-- STORED ROWS --
■ ■ ■ ■ ■

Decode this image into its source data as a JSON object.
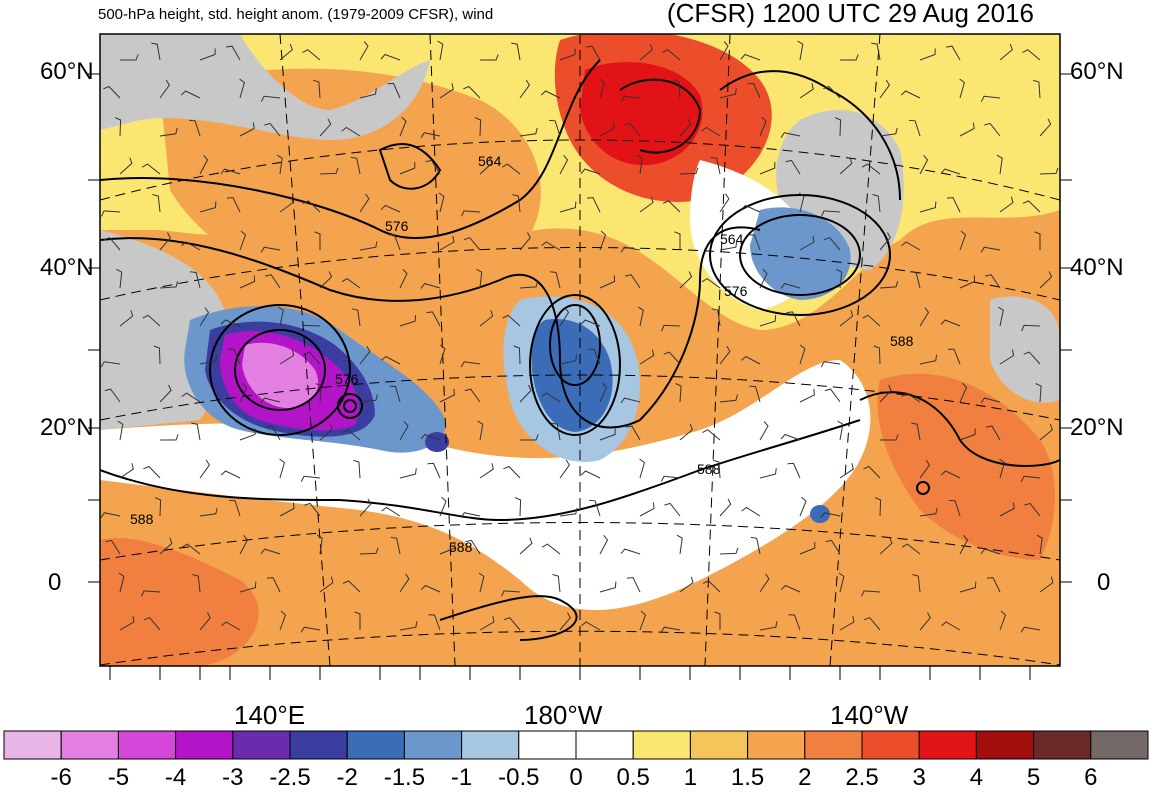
{
  "header": {
    "left_title": "500-hPa height, std. height anom. (1979-2009 CFSR), wind",
    "right_title": "(CFSR) 1200 UTC 29 Aug 2016"
  },
  "map": {
    "lat_labels_left": [
      "60°N",
      "40°N",
      "20°N",
      "0"
    ],
    "lat_labels_right": [
      "60°N",
      "40°N",
      "20°N",
      "0"
    ],
    "lon_labels": [
      "140°E",
      "180°W",
      "140°W"
    ],
    "height_contour_labels": [
      "564",
      "576",
      "564",
      "576",
      "576",
      "588",
      "588",
      "588",
      "588"
    ]
  },
  "colorbar": {
    "labels": [
      "-6",
      "-5",
      "-4",
      "-3",
      "-2.5",
      "-2",
      "-1.5",
      "-1",
      "-0.5",
      "0",
      "0.5",
      "1",
      "1.5",
      "2",
      "2.5",
      "3",
      "4",
      "5",
      "6"
    ],
    "colors": [
      "#e9b5e6",
      "#e37fe0",
      "#d447d9",
      "#b414c8",
      "#6a2cac",
      "#3b3ea0",
      "#3a6cb8",
      "#6b97cc",
      "#a6c6e2",
      "#ffffff",
      "#ffffff",
      "#fbe671",
      "#f5c55c",
      "#f4a34e",
      "#f07f40",
      "#ec4e2c",
      "#e21317",
      "#a30f0f",
      "#6b2a2a",
      "#736a67"
    ]
  }
}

■ ■ ■ ■ ■

Copy each line above containing the string "CFSR".

-- OUTPUT BELOW --
    "left_title": "500-hPa height, std. height anom. (1979-2009 CFSR), wind",
    "right_title": "(CFSR) 1200 UTC 29 Aug 2016"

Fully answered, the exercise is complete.